#### EXTRACTED ENTRIES
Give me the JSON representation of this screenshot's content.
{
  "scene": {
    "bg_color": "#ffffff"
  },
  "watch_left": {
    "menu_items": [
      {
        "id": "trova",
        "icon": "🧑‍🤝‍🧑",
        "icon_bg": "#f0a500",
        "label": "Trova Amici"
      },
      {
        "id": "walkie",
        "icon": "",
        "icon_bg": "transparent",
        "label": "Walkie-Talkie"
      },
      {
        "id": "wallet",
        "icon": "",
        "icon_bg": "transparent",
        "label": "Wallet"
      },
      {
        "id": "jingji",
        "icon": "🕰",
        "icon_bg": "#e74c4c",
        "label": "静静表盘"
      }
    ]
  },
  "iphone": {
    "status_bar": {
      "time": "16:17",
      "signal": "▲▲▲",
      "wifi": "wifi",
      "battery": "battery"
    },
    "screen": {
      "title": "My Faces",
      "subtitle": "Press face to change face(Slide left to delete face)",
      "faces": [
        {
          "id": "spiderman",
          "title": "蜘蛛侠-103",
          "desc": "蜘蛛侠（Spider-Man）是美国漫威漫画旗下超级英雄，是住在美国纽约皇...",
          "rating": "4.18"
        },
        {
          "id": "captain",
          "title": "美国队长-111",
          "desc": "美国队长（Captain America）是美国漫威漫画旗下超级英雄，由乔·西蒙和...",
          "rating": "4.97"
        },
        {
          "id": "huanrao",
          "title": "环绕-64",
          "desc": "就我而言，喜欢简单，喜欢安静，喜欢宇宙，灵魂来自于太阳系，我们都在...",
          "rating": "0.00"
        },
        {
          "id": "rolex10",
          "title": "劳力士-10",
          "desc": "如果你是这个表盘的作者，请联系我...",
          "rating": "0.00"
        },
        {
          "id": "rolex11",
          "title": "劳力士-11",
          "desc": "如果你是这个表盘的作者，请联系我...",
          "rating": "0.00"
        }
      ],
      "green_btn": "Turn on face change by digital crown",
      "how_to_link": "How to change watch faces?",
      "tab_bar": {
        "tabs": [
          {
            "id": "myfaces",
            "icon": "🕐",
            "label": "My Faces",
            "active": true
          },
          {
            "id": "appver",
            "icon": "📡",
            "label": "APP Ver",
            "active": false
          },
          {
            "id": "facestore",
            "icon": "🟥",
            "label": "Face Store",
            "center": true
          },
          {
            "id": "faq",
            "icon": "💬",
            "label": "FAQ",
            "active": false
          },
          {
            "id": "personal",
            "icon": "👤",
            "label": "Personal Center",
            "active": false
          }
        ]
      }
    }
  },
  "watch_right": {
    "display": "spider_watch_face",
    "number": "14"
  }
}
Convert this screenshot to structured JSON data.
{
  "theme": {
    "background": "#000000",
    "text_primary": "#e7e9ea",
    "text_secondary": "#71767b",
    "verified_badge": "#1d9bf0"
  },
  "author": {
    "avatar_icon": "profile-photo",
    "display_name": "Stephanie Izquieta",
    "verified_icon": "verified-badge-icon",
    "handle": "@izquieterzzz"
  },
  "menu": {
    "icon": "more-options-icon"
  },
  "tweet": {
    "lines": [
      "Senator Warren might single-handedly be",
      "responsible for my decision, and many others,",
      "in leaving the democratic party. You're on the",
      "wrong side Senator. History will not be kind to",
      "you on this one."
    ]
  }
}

#### DIRECTIONS FOR THIS TASK
Set down all of the entries exactly, please.

#### COMPLETE OUTPUT
Give me the JSON representation of this screenshot's content.
{
  "scene": {
    "bg_color": "#ffffff"
  },
  "watch_left": {
    "menu_items": [
      {
        "id": "trova",
        "icon": "🧑‍🤝‍🧑",
        "icon_bg": "#f0a500",
        "label": "Trova Amici"
      },
      {
        "id": "walkie",
        "icon": "",
        "icon_bg": "transparent",
        "label": "Walkie-Talkie"
      },
      {
        "id": "wallet",
        "icon": "",
        "icon_bg": "transparent",
        "label": "Wallet"
      },
      {
        "id": "jingji",
        "icon": "🕰",
        "icon_bg": "#e74c4c",
        "label": "静静表盘"
      }
    ]
  },
  "iphone": {
    "status_bar": {
      "time": "16:17",
      "signal": "▲▲▲",
      "wifi": "wifi",
      "battery": "battery"
    },
    "screen": {
      "title": "My Faces",
      "subtitle": "Press face to change face(Slide left to delete face)",
      "faces": [
        {
          "id": "spiderman",
          "title": "蜘蛛侠-103",
          "desc": "蜘蛛侠（Spider-Man）是美国漫威漫画旗下超级英雄，是住在美国纽约皇...",
          "rating": "4.18"
        },
        {
          "id": "captain",
          "title": "美国队长-111",
          "desc": "美国队长（Captain America）是美国漫威漫画旗下超级英雄，由乔·西蒙和...",
          "rating": "4.97"
        },
        {
          "id": "huanrao",
          "title": "环绕-64",
          "desc": "就我而言，喜欢简单，喜欢安静，喜欢宇宙，灵魂来自于太阳系，我们都在...",
          "rating": "0.00"
        },
        {
          "id": "rolex10",
          "title": "劳力士-10",
          "desc": "如果你是这个表盘的作者，请联系我...",
          "rating": "0.00"
        },
        {
          "id": "rolex11",
          "title": "劳力士-11",
          "desc": "如果你是这个表盘的作者，请联系我...",
          "rating": "0.00"
        }
      ],
      "green_btn": "Turn on face change by digital crown",
      "how_to_link": "How to change watch faces?",
      "tab_bar": {
        "tabs": [
          {
            "id": "myfaces",
            "icon": "🕐",
            "label": "My Faces",
            "active": true
          },
          {
            "id": "appver",
            "icon": "📡",
            "label": "APP Ver",
            "active": false
          },
          {
            "id": "facestore",
            "icon": "🟥",
            "label": "Face Store",
            "center": true
          },
          {
            "id": "faq",
            "icon": "💬",
            "label": "FAQ",
            "active": false
          },
          {
            "id": "personal",
            "icon": "👤",
            "label": "Personal Center",
            "active": false
          }
        ]
      }
    }
  },
  "watch_right": {
    "display": "spider_watch_face",
    "number": "14"
  }
}
Convert this screenshot to structured JSON data.
{
  "theme": {
    "background": "#000000",
    "text_primary": "#e7e9ea",
    "text_secondary": "#71767b",
    "verified_badge": "#1d9bf0"
  },
  "author": {
    "avatar_icon": "profile-photo",
    "display_name": "Stephanie Izquieta",
    "verified_icon": "verified-badge-icon",
    "handle": "@izquieterzzz"
  },
  "menu": {
    "icon": "more-options-icon"
  },
  "tweet": {
    "lines": [
      "Senator Warren might single-handedly be",
      "responsible for my decision, and many others,",
      "in leaving the democratic party. You're on the",
      "wrong side Senator. History will not be kind to",
      "you on this one."
    ]
  }
}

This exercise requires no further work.